* **Problem**
Records follow. Select each line holding "National".

[Part of a data file]

>>>>>

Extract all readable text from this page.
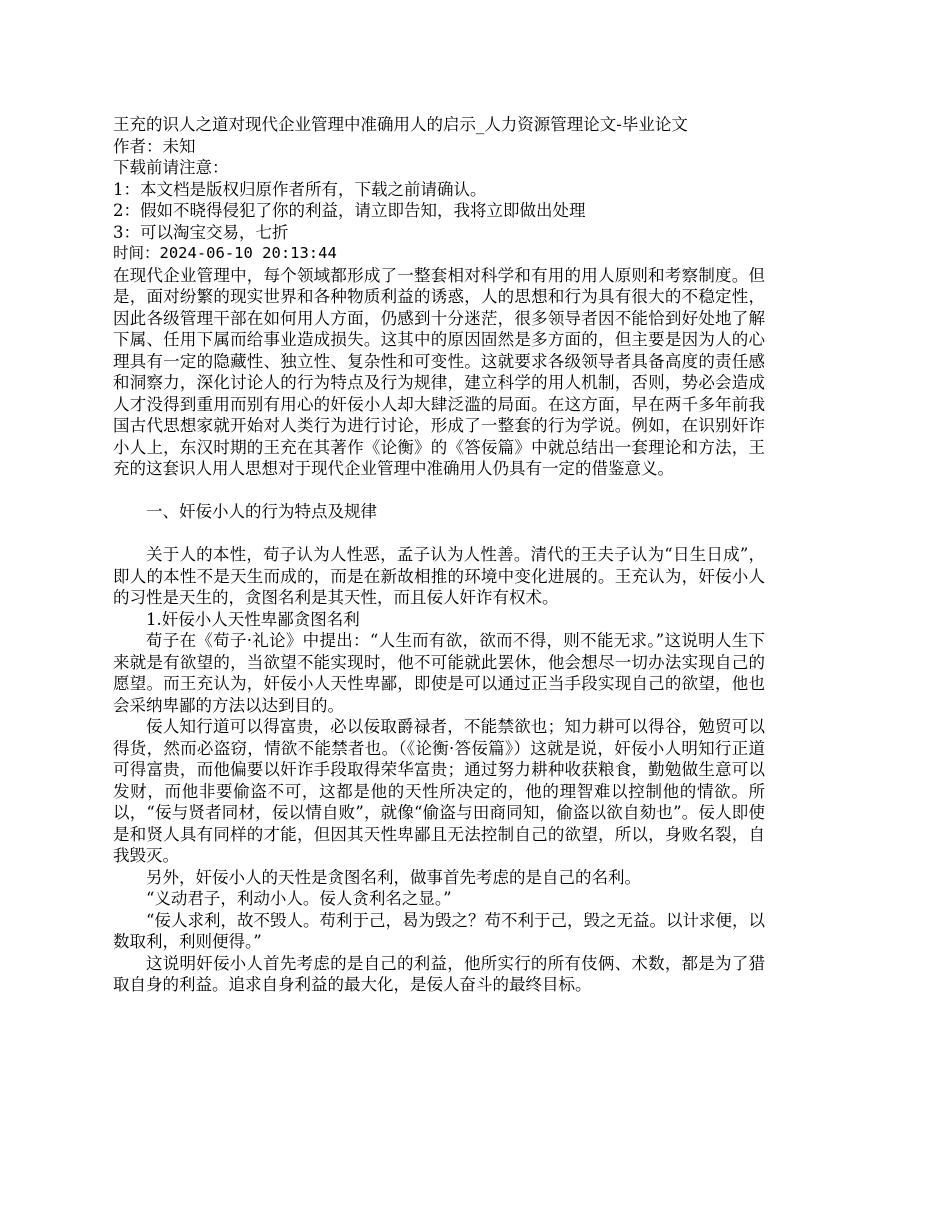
王充的识人之道对现代企业管理中准确用人的启示_人力资源管理论文-毕业论文

作者：未知

下载前请注意：

1：本文档是版权归原作者所有，下载之前请确认。

2：假如不晓得侵犯了你的利益，请立即告知，我将立即做出处理

3：可以淘宝交易，七折

时间：2024-06-10 20:13:44

在现代企业管理中，每个领域都形成了一整套相对科学和有用的用人原则和考察制度。但是，面对纷繁的现实世界和各种物质利益的诱惑，人的思想和行为具有很大的不稳定性，因此各级管理干部在如何用人方面，仍感到十分迷茫，很多领导者因不能恰到好处地了解下属、任用下属而给事业造成损失。这其中的原因固然是多方面的，但主要是因为人的心理具有一定的隐藏性、独立性、复杂性和可变性。这就要求各级领导者具备高度的责任感和洞察力，深化讨论人的行为特点及行为规律，建立科学的用人机制，否则，势必会造成人才没得到重用而别有用心的奸佞小人却大肆泛滥的局面。在这方面，早在两千多年前我国古代思想家就开始对人类行为进行讨论，形成了一整套的行为学说。例如，在识别奸诈小人上，东汉时期的王充在其著作《论衡》的《答佞篇》中就总结出一套理论和方法，王充的这套识人用人思想对于现代企业管理中准确用人仍具有一定的借鉴意义。

一、奸佞小人的行为特点及规律

关于人的本性，荀子认为人性恶，孟子认为人性善。清代的王夫子认为“日生日成”，即人的本性不是天生而成的，而是在新故相推的环境中变化进展的。王充认为，奸佞小人的习性是天生的，贪图名利是其天性，而且佞人奸诈有权术。

1.奸佞小人天性卑鄙贪图名利

荀子在《荀子·礼论》中提出：“人生而有欲，欲而不得，则不能无求。”这说明人生下来就是有欲望的，当欲望不能实现时，他不可能就此罢休，他会想尽一切办法实现自己的愿望。而王充认为，奸佞小人天性卑鄙，即使是可以通过正当手段实现自己的欲望，他也会采纳卑鄙的方法以达到目的。

佞人知行道可以得富贵，必以佞取爵禄者，不能禁欲也；知力耕可以得谷，勉贸可以得货，然而必盗窃，情欲不能禁者也。（《论衡·答佞篇》）这就是说，奸佞小人明知行正道可得富贵，而他偏要以奸诈手段取得荣华富贵；通过努力耕种收获粮食，勤勉做生意可以发财，而他非要偷盗不可，这都是他的天性所决定的，他的理智难以控制他的情欲。所以，“佞与贤者同材，佞以情自败”，就像“偷盗与田商同知，偷盗以欲自劾也”。佞人即使是和贤人具有同样的才能，但因其天性卑鄙且无法控制自己的欲望，所以，身败名裂，自我毁灭。

另外，奸佞小人的天性是贪图名利，做事首先考虑的是自己的名利。

“义动君子，利动小人。佞人贪利名之显。”

“佞人求利，故不毁人。苟利于己，曷为毁之？苟不利于己，毁之无益。以计求便，以数取利，利则便得。”

这说明奸佞小人首先考虑的是自己的利益，他所实行的所有伎俩、术数，都是为了猎取自身的利益。追求自身利益的最大化，是佞人奋斗的最终目标。
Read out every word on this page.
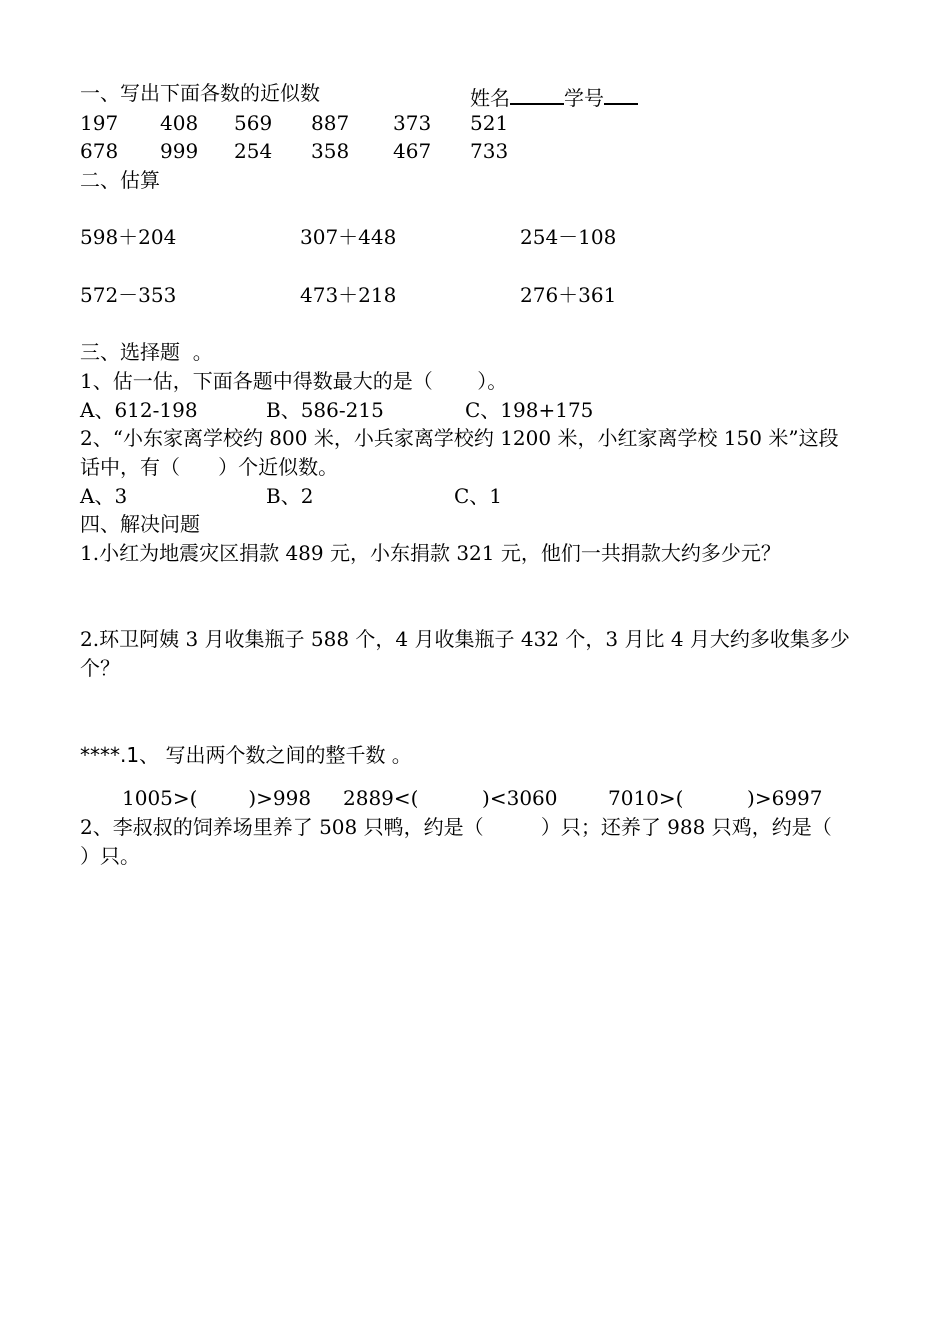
一、写出下面各数的近似数	姓名	学号
197 408 569 887 373 521
678 999 254 358 467 733
二、估算
598＋204	307＋448	254－108
572－353	473＋218	276＋361
三、选择题  。
1、估一估，下面各题中得数最大的是（       ）。
A、612-198	B、586-215	C、198+175
2、“小东家离学校约 800 米，小兵家离学校约 1200 米，小红家离学校 150 米”这段
话中，有（      ）个近似数。
A、3	B、2	C、1
四、解决问题
1.小红为地震灾区捐款 489 元，小东捐款 321 元，他们一共捐款大约多少元？
2.环卫阿姨 3 月收集瓶子 588 个，4 月收集瓶子 432 个，3 月比 4 月大约多收集多少
个？
****.1、 写出两个数之间的整千数 。
1005>(        )>998 2889<(          )<3060	7010>(          )>6997
2、李叔叔的饲养场里养了 508 只鸭，约是（         ）只；还养了 988 只鸡，约是（
）只。
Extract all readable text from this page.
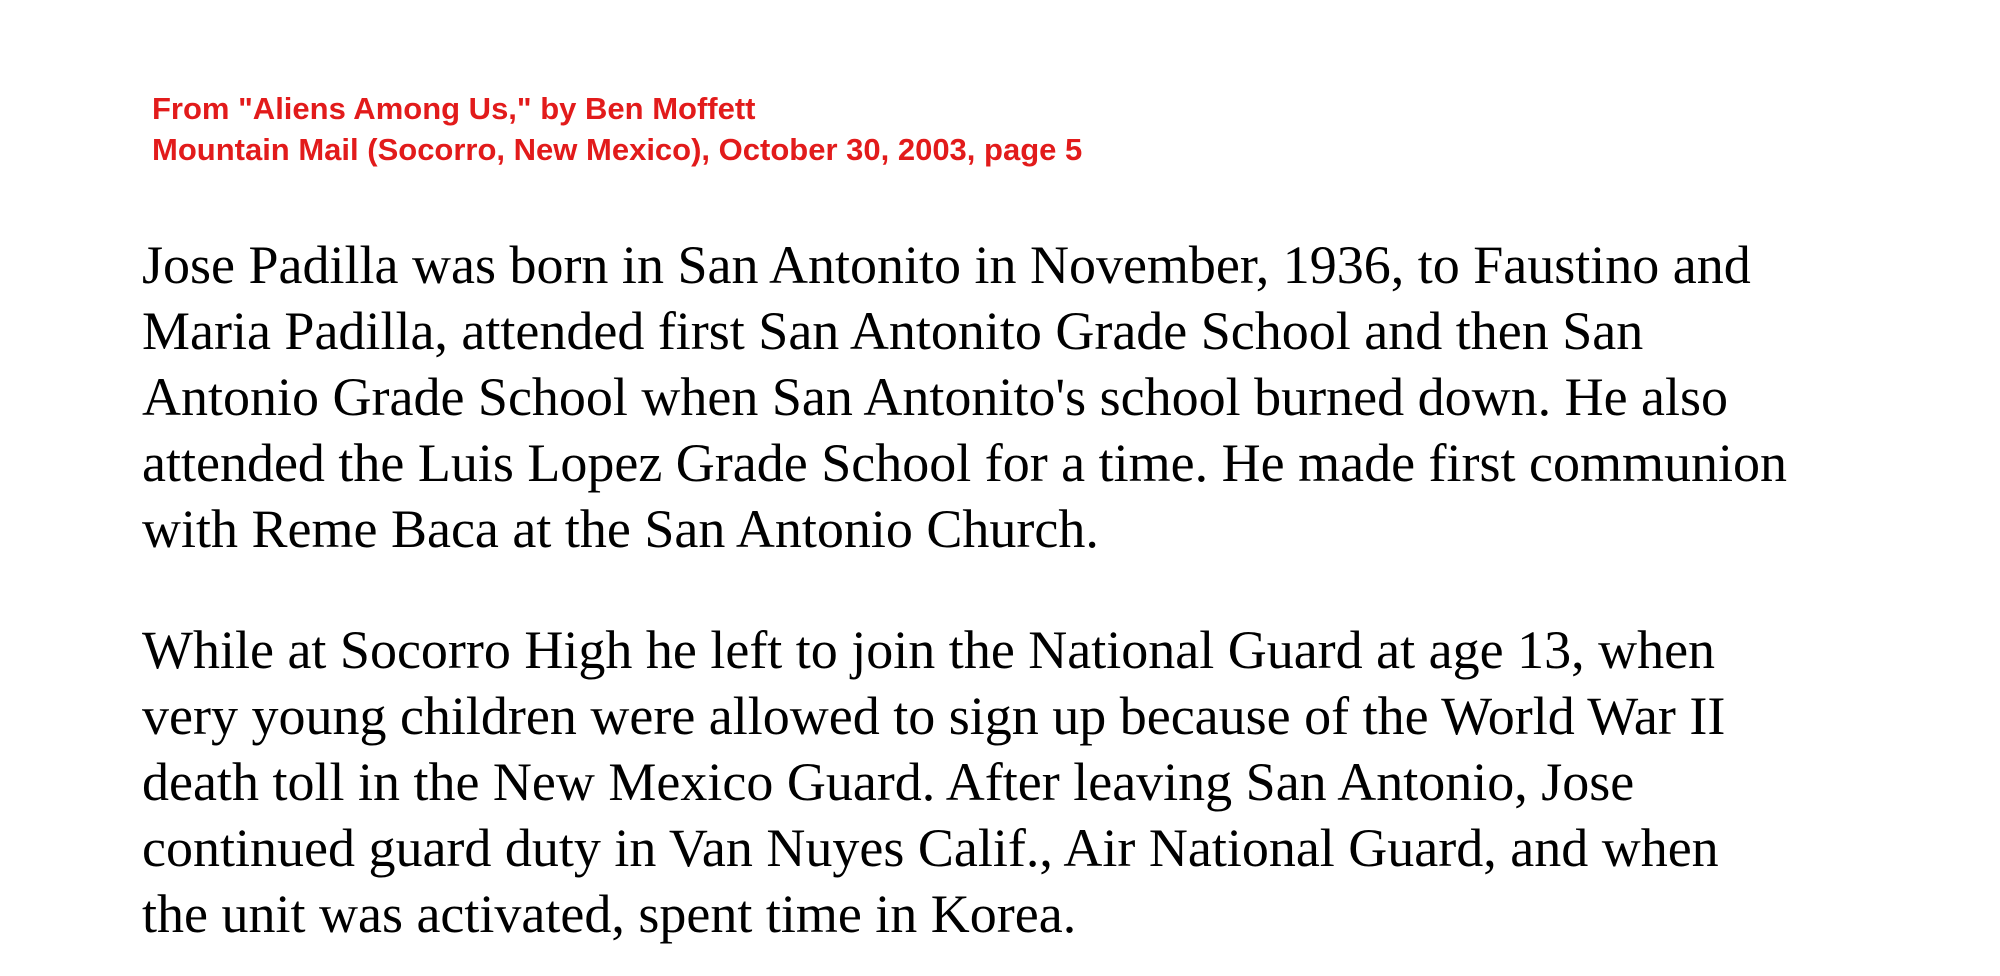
From "Aliens Among Us," by Ben Moffett
Mountain Mail (Socorro, New Mexico), October 30, 2003, page 5
Jose Padilla was born in San Antonito in November, 1936, to Faustino and
Maria Padilla, attended first San Antonito Grade School and then San
Antonio Grade School when San Antonito's school burned down. He also
attended the Luis Lopez Grade School for a time. He made first communion
with Reme Baca at the San Antonio Church.
While at Socorro High he left to join the National Guard at age 13, when
very young children were allowed to sign up because of the World War II
death toll in the New Mexico Guard. After leaving San Antonio, Jose
continued guard duty in Van Nuyes Calif., Air National Guard, and when
the unit was activated, spent time in Korea.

<<<<<

* **Answer for this exercise**
While at Socorro High he left to join the National Guard at age 13, when
continued guard duty in Van Nuyes Calif., Air National Guard, and when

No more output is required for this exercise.